To do. In the entries below, count every line with the word "如需改动". Return only the count.
※ ※ ※
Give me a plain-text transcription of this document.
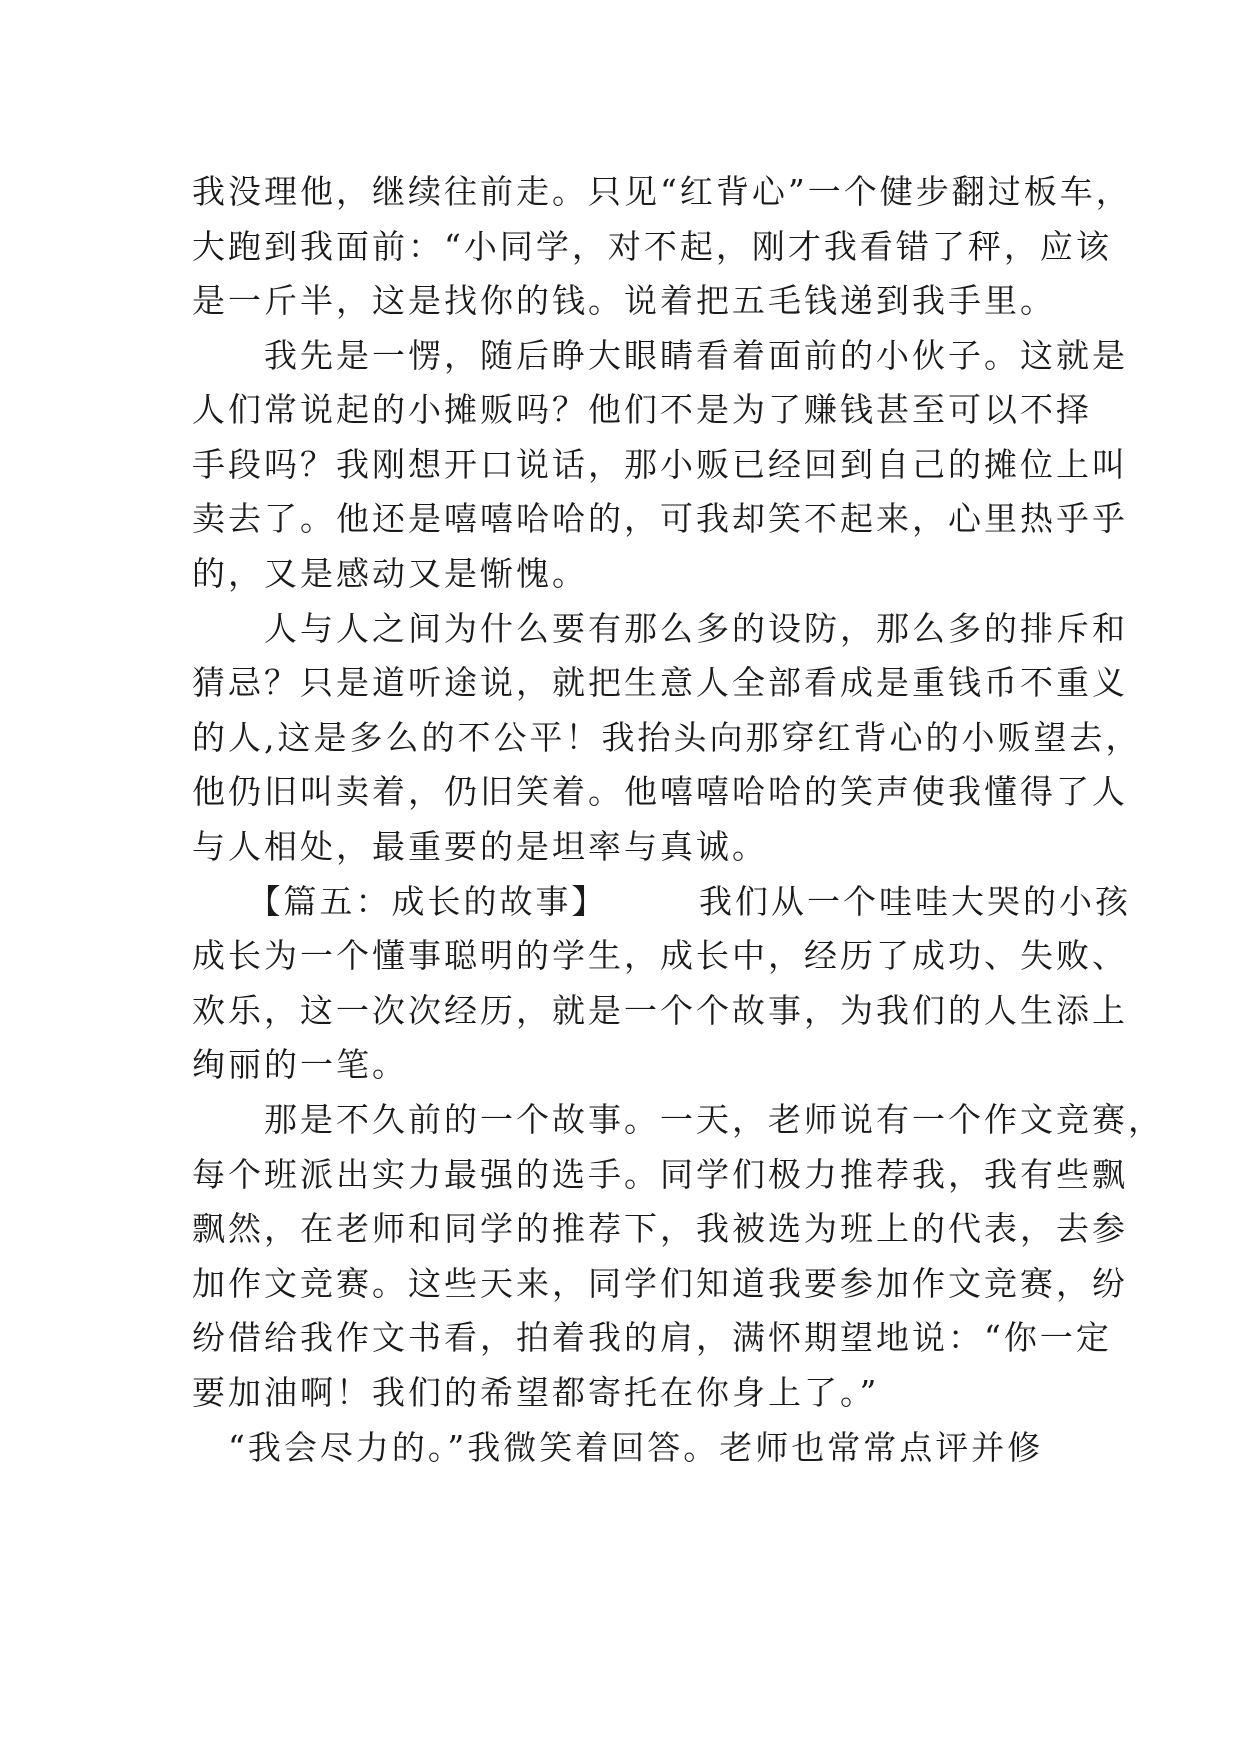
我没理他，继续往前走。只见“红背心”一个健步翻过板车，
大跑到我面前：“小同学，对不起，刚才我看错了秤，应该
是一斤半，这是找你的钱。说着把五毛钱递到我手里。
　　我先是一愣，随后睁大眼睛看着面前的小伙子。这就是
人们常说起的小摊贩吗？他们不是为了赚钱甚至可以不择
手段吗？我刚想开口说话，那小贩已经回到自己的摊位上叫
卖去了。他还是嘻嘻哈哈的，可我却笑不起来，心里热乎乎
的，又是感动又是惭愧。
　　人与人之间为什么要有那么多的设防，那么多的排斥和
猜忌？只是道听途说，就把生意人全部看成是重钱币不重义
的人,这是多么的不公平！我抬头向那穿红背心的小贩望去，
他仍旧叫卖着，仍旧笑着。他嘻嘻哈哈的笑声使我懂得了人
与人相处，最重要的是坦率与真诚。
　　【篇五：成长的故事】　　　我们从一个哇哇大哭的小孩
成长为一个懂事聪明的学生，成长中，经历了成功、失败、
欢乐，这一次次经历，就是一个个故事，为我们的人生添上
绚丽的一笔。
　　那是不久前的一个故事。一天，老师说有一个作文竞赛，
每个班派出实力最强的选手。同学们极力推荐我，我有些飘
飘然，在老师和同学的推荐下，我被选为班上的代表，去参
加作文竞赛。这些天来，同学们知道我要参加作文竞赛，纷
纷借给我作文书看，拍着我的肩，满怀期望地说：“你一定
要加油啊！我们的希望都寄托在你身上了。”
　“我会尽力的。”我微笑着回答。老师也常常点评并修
※ ※ ※
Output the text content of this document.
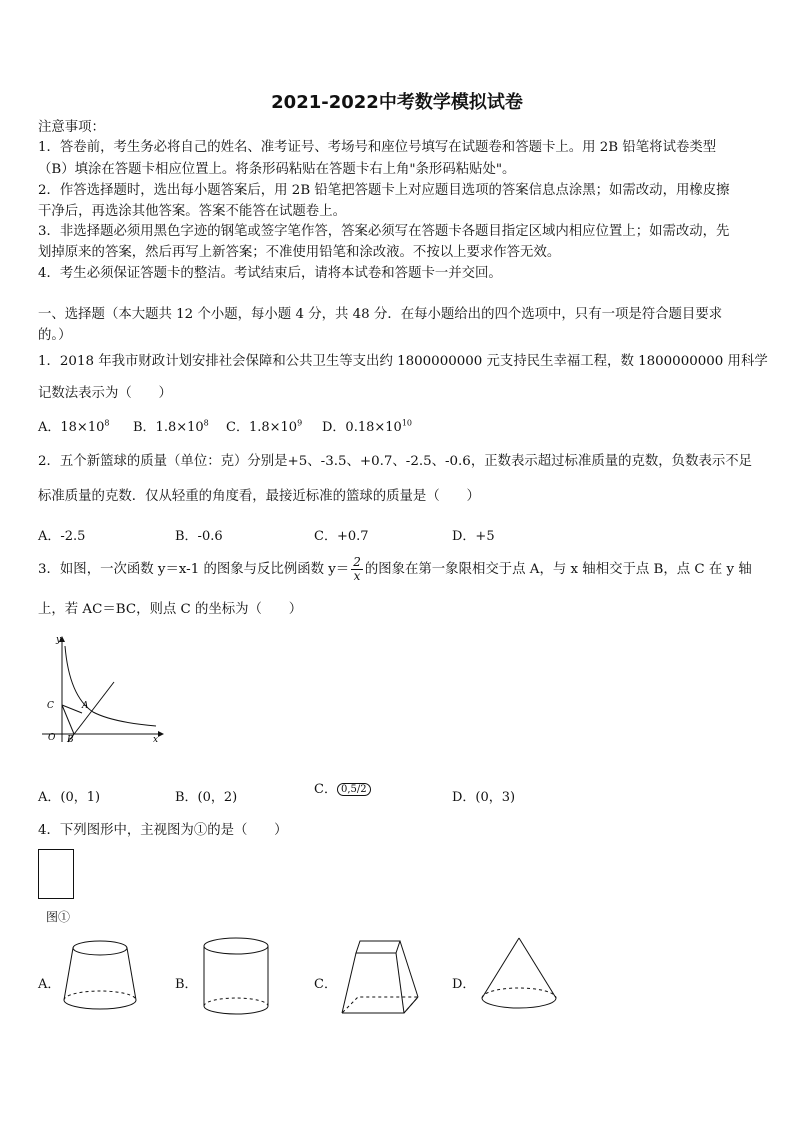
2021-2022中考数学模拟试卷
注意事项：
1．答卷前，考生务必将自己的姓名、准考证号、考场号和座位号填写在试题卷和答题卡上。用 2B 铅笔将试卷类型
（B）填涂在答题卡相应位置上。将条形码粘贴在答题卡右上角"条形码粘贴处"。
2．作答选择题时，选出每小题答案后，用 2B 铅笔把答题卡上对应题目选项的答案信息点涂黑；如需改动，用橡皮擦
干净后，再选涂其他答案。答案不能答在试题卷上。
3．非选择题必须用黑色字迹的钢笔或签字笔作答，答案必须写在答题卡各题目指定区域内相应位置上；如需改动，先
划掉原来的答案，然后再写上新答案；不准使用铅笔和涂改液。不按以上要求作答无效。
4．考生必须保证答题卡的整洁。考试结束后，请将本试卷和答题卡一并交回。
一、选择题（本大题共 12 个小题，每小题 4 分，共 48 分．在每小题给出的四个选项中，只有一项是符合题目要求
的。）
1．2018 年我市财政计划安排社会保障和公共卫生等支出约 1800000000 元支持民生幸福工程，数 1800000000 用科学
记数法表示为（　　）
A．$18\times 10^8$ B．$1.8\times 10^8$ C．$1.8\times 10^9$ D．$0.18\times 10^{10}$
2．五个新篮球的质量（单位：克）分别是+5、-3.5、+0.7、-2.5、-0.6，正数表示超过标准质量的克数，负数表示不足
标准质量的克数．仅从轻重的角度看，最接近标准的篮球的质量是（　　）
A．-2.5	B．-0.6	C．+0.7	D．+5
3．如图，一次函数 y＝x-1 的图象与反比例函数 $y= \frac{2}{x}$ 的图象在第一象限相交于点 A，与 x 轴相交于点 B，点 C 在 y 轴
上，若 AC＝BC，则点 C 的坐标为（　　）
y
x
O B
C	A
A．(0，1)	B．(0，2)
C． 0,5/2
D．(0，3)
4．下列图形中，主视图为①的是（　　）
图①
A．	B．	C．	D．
※ ※ ※
Exercise result. 2